Dataset excerpts -
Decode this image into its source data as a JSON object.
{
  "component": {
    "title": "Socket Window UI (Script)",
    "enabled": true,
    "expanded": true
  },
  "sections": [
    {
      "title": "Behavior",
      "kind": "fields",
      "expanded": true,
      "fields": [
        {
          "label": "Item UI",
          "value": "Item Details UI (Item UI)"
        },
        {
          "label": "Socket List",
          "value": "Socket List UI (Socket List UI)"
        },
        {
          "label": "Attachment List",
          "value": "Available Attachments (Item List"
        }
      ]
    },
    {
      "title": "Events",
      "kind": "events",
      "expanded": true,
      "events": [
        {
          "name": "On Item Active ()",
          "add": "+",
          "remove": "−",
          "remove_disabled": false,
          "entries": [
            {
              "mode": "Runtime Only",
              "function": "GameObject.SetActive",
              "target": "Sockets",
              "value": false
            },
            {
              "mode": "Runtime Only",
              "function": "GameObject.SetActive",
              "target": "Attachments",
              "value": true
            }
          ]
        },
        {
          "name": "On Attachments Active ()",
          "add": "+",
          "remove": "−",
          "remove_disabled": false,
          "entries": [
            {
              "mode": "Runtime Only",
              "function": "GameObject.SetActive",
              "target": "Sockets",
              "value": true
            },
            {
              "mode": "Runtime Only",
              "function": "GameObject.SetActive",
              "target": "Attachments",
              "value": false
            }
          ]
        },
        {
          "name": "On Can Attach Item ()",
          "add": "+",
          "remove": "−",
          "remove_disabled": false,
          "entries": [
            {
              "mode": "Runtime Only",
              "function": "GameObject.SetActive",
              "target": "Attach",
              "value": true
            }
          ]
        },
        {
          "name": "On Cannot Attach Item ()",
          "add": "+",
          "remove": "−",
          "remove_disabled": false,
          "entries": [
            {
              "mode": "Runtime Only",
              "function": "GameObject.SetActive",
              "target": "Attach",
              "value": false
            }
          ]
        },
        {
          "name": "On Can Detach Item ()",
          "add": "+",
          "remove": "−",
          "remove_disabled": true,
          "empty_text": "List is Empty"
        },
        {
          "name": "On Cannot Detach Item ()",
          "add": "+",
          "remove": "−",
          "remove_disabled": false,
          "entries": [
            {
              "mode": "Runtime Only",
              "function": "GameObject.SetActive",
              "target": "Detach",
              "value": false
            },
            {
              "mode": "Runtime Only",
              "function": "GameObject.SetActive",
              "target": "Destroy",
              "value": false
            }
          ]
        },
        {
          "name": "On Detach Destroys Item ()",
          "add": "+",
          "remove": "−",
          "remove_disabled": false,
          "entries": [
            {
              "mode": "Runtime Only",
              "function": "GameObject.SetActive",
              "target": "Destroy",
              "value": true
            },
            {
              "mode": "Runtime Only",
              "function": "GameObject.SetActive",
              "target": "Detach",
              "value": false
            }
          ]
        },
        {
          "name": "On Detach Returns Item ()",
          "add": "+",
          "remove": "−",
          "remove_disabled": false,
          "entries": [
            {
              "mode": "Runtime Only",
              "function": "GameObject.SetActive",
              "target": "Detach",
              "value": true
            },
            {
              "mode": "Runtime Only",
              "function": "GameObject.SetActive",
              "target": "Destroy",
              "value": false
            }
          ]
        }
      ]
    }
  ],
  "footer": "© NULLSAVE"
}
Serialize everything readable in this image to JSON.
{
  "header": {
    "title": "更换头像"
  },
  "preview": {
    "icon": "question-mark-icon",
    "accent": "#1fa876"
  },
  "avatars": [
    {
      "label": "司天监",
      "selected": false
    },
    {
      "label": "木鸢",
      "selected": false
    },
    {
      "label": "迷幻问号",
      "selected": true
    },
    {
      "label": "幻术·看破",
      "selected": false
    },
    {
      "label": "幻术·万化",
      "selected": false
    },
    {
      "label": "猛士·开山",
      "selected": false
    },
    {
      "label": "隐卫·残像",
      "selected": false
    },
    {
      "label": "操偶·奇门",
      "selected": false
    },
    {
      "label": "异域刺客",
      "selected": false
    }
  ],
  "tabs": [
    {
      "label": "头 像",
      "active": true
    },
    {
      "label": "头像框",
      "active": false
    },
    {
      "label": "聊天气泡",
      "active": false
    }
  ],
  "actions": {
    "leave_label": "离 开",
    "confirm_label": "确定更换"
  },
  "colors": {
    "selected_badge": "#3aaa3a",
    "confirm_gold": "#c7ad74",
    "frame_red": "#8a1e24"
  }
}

Goal of the exercise -
Return all the data exactly as given.

Answer in full -
Decode this image into its source data as a JSON object.
{
  "component": {
    "title": "Socket Window UI (Script)",
    "enabled": true,
    "expanded": true
  },
  "sections": [
    {
      "title": "Behavior",
      "kind": "fields",
      "expanded": true,
      "fields": [
        {
          "label": "Item UI",
          "value": "Item Details UI (Item UI)"
        },
        {
          "label": "Socket List",
          "value": "Socket List UI (Socket List UI)"
        },
        {
          "label": "Attachment List",
          "value": "Available Attachments (Item List"
        }
      ]
    },
    {
      "title": "Events",
      "kind": "events",
      "expanded": true,
      "events": [
        {
          "name": "On Item Active ()",
          "add": "+",
          "remove": "−",
          "remove_disabled": false,
          "entries": [
            {
              "mode": "Runtime Only",
              "function": "GameObject.SetActive",
              "target": "Sockets",
              "value": false
            },
            {
              "mode": "Runtime Only",
              "function": "GameObject.SetActive",
              "target": "Attachments",
              "value": true
            }
          ]
        },
        {
          "name": "On Attachments Active ()",
          "add": "+",
          "remove": "−",
          "remove_disabled": false,
          "entries": [
            {
              "mode": "Runtime Only",
              "function": "GameObject.SetActive",
              "target": "Sockets",
              "value": true
            },
            {
              "mode": "Runtime Only",
              "function": "GameObject.SetActive",
              "target": "Attachments",
              "value": false
            }
          ]
        },
        {
          "name": "On Can Attach Item ()",
          "add": "+",
          "remove": "−",
          "remove_disabled": false,
          "entries": [
            {
              "mode": "Runtime Only",
              "function": "GameObject.SetActive",
              "target": "Attach",
              "value": true
            }
          ]
        },
        {
          "name": "On Cannot Attach Item ()",
          "add": "+",
          "remove": "−",
          "remove_disabled": false,
          "entries": [
            {
              "mode": "Runtime Only",
              "function": "GameObject.SetActive",
              "target": "Attach",
              "value": false
            }
          ]
        },
        {
          "name": "On Can Detach Item ()",
          "add": "+",
          "remove": "−",
          "remove_disabled": true,
          "empty_text": "List is Empty"
        },
        {
          "name": "On Cannot Detach Item ()",
          "add": "+",
          "remove": "−",
          "remove_disabled": false,
          "entries": [
            {
              "mode": "Runtime Only",
              "function": "GameObject.SetActive",
              "target": "Detach",
              "value": false
            },
            {
              "mode": "Runtime Only",
              "function": "GameObject.SetActive",
              "target": "Destroy",
              "value": false
            }
          ]
        },
        {
          "name": "On Detach Destroys Item ()",
          "add": "+",
          "remove": "−",
          "remove_disabled": false,
          "entries": [
            {
              "mode": "Runtime Only",
              "function": "GameObject.SetActive",
              "target": "Destroy",
              "value": true
            },
            {
              "mode": "Runtime Only",
              "function": "GameObject.SetActive",
              "target": "Detach",
              "value": false
            }
          ]
        },
        {
          "name": "On Detach Returns Item ()",
          "add": "+",
          "remove": "−",
          "remove_disabled": false,
          "entries": [
            {
              "mode": "Runtime Only",
              "function": "GameObject.SetActive",
              "target": "Detach",
              "value": true
            },
            {
              "mode": "Runtime Only",
              "function": "GameObject.SetActive",
              "target": "Destroy",
              "value": false
            }
          ]
        }
      ]
    }
  ],
  "footer": "© NULLSAVE"
}
Serialize everything readable in this image to JSON.
{
  "header": {
    "title": "更换头像"
  },
  "preview": {
    "icon": "question-mark-icon",
    "accent": "#1fa876"
  },
  "avatars": [
    {
      "label": "司天监",
      "selected": false
    },
    {
      "label": "木鸢",
      "selected": false
    },
    {
      "label": "迷幻问号",
      "selected": true
    },
    {
      "label": "幻术·看破",
      "selected": false
    },
    {
      "label": "幻术·万化",
      "selected": false
    },
    {
      "label": "猛士·开山",
      "selected": false
    },
    {
      "label": "隐卫·残像",
      "selected": false
    },
    {
      "label": "操偶·奇门",
      "selected": false
    },
    {
      "label": "异域刺客",
      "selected": false
    }
  ],
  "tabs": [
    {
      "label": "头 像",
      "active": true
    },
    {
      "label": "头像框",
      "active": false
    },
    {
      "label": "聊天气泡",
      "active": false
    }
  ],
  "actions": {
    "leave_label": "离 开",
    "confirm_label": "确定更换"
  },
  "colors": {
    "selected_badge": "#3aaa3a",
    "confirm_gold": "#c7ad74",
    "frame_red": "#8a1e24"
  }
}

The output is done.